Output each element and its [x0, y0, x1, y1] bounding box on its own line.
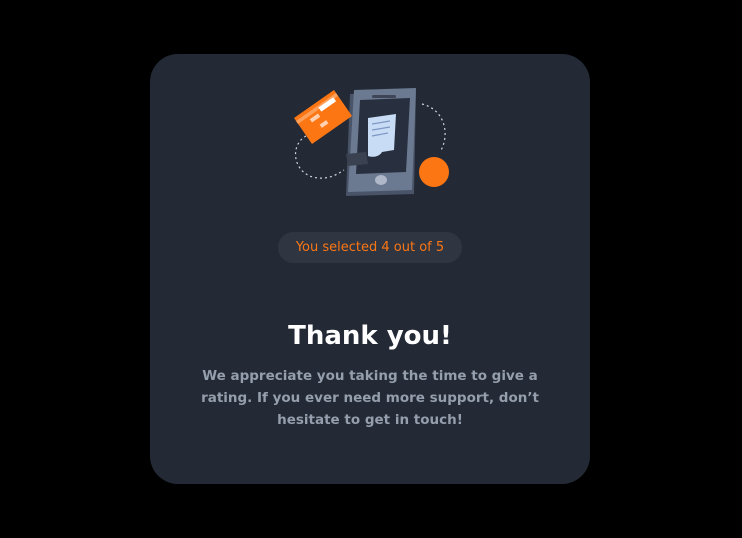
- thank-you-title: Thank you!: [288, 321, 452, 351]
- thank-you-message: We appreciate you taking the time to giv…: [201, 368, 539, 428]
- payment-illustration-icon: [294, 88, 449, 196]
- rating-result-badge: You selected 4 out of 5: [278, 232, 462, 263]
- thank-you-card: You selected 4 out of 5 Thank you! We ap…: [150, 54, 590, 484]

★ ★ ★ ★

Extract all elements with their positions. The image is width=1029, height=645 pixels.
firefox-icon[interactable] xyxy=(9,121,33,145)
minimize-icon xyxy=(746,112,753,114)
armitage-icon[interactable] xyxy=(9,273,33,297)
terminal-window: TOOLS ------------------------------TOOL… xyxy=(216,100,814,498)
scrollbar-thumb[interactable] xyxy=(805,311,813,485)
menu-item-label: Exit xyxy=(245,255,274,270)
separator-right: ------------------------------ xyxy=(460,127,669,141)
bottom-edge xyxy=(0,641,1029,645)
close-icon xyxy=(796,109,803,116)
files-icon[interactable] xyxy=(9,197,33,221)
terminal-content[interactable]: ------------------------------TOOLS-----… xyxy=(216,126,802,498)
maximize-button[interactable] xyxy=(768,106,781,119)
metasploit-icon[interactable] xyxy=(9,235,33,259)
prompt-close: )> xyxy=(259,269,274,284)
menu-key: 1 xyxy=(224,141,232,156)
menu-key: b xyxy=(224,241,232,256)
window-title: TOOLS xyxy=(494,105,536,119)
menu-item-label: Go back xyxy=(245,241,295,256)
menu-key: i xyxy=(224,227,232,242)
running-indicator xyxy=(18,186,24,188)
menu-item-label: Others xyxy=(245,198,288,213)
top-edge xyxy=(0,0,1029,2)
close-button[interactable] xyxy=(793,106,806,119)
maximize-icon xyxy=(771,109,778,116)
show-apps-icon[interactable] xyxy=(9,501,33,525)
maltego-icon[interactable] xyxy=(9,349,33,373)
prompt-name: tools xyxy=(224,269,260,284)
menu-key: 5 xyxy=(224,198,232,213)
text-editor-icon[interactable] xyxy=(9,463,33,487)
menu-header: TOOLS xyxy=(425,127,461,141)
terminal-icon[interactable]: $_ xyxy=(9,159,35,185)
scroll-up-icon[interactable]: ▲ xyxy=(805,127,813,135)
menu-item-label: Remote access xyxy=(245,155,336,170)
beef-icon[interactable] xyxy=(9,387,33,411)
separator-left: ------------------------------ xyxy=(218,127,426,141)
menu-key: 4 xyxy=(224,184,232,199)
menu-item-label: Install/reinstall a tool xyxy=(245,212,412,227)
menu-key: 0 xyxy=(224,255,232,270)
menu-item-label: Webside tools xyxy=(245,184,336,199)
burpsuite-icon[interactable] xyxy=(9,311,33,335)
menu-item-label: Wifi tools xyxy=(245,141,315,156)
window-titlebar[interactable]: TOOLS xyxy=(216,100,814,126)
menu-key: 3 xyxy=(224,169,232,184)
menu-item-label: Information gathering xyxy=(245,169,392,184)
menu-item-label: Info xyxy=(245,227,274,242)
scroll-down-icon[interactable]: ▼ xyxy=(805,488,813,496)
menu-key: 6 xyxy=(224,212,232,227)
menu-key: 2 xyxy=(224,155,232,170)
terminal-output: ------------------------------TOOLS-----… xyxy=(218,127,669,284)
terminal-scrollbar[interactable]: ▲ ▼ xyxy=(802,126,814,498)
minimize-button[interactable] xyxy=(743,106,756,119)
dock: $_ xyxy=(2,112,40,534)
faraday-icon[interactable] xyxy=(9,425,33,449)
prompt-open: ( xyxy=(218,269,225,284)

★ ★ ★ ★

▶ **Requirement**
Please rewrite everything from the line containing "Output each element" down to the line containing "- thank-you-card: You", switching "bounding box" to "enclosing box" and keeping the rest unchanged. Leave the pictures out of the result.

▶ **Response for this exercise**
Output each element and its [x0, y0, x1, y1] enclosing box on its own line.
- thank-you-title: Thank you!: [288, 321, 452, 351]
- thank-you-message: We appreciate you taking the time to giv…: [201, 368, 539, 428]
- payment-illustration-icon: [294, 88, 449, 196]
- rating-result-badge: You selected 4 out of 5: [278, 232, 462, 263]
- thank-you-card: You selected 4 out of 5 Thank you! We ap…: [150, 54, 590, 484]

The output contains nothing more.